TASK BRIEF: Single out each line with the word "torque" and copy it.

RECORDS:
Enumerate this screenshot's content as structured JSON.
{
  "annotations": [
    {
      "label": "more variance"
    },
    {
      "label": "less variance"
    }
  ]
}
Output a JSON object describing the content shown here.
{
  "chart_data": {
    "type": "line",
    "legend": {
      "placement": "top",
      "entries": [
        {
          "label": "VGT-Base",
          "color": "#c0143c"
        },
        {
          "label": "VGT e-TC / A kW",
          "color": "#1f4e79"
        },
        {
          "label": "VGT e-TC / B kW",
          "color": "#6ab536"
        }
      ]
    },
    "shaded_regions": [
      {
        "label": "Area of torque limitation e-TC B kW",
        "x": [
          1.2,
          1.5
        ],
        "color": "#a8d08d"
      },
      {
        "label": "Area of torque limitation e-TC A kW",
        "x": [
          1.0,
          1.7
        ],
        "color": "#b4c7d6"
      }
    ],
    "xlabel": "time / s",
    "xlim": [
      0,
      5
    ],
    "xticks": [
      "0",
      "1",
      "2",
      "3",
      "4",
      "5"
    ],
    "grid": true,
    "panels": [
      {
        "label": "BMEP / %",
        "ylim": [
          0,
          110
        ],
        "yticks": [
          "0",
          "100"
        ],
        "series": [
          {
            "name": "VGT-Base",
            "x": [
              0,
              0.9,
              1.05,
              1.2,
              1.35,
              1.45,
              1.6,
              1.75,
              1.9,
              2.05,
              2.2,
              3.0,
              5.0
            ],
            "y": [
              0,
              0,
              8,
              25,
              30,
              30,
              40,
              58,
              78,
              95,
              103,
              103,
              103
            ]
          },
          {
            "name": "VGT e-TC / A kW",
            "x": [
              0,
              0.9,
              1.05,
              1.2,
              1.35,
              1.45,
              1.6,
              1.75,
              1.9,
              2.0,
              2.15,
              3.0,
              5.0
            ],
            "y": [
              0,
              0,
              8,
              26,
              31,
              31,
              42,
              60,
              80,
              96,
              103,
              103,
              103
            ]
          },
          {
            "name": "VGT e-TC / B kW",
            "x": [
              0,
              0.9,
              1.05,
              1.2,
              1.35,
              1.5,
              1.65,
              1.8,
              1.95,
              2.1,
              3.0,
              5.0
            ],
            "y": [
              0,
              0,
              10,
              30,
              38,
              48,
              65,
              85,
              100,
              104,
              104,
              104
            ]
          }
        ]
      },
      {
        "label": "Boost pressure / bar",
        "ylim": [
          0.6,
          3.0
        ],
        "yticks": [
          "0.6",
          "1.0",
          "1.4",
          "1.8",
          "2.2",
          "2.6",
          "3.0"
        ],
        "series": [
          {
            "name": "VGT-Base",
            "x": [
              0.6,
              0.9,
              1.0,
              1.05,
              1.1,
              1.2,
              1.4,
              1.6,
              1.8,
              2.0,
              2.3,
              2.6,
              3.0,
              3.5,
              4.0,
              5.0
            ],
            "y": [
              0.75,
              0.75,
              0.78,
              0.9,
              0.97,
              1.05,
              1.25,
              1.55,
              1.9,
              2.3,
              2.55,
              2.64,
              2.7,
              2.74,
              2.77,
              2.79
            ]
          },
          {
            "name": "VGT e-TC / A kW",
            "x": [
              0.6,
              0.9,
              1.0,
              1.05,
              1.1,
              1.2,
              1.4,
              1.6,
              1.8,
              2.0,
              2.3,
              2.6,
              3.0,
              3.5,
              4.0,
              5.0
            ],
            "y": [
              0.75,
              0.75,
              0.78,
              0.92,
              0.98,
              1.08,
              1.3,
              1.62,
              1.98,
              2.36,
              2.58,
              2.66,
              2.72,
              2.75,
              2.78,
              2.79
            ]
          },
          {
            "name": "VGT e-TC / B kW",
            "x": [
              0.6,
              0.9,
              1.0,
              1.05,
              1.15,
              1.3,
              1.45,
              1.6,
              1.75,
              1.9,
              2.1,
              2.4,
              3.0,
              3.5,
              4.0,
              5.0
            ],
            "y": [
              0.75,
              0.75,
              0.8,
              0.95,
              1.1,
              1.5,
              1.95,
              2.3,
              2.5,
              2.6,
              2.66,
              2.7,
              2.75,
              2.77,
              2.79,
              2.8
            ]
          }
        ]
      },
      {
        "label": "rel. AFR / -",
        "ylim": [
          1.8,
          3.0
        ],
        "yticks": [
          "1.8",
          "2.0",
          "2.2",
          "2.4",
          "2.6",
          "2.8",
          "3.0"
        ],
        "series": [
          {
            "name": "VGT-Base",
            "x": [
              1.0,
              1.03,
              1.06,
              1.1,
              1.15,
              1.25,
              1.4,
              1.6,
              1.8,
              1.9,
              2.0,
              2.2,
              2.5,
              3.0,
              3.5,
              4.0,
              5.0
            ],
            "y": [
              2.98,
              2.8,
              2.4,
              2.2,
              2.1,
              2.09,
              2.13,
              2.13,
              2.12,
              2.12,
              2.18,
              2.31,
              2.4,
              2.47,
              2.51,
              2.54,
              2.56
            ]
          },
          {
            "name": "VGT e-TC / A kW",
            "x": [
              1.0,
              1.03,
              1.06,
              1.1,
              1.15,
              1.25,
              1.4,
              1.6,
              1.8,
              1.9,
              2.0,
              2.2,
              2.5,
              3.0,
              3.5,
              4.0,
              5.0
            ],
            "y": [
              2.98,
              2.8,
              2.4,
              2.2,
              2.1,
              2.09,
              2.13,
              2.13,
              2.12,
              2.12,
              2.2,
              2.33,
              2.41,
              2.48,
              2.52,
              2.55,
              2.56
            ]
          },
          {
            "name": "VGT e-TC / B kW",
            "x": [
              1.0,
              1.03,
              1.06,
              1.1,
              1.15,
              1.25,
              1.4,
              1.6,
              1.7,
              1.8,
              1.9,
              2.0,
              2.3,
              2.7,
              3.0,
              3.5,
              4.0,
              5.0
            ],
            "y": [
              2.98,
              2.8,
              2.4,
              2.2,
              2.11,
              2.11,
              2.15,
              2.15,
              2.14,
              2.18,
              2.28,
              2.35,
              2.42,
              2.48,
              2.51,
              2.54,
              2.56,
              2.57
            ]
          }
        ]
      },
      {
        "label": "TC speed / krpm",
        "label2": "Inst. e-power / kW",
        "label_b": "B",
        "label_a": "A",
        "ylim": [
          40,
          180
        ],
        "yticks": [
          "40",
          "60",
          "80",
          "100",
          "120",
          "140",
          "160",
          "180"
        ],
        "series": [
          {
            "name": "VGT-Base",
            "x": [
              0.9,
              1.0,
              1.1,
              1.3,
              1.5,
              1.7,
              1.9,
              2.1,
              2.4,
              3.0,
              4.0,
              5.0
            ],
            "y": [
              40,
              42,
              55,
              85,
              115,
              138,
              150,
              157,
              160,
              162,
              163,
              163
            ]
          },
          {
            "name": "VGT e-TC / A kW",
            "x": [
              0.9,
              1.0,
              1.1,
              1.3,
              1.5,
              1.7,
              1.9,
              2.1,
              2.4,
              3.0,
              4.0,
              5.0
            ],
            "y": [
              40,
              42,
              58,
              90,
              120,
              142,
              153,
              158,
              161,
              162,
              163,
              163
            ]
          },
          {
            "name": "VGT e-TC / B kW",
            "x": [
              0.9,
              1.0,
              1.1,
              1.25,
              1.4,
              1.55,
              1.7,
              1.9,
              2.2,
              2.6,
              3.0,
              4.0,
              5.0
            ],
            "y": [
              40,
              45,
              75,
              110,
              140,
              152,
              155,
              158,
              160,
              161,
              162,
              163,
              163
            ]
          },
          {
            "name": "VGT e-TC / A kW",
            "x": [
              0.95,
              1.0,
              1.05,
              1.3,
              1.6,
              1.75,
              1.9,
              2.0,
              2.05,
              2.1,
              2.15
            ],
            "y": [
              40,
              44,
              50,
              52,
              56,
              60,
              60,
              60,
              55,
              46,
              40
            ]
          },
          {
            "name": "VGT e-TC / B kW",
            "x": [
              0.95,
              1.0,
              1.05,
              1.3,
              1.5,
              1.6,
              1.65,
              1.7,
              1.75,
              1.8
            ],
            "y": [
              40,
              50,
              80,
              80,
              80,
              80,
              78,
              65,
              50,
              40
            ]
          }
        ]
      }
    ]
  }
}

REPLY:
        "label": "Area of torque limitation e-TC B kW",
        "label": "Area of torque limitation e-TC A kW",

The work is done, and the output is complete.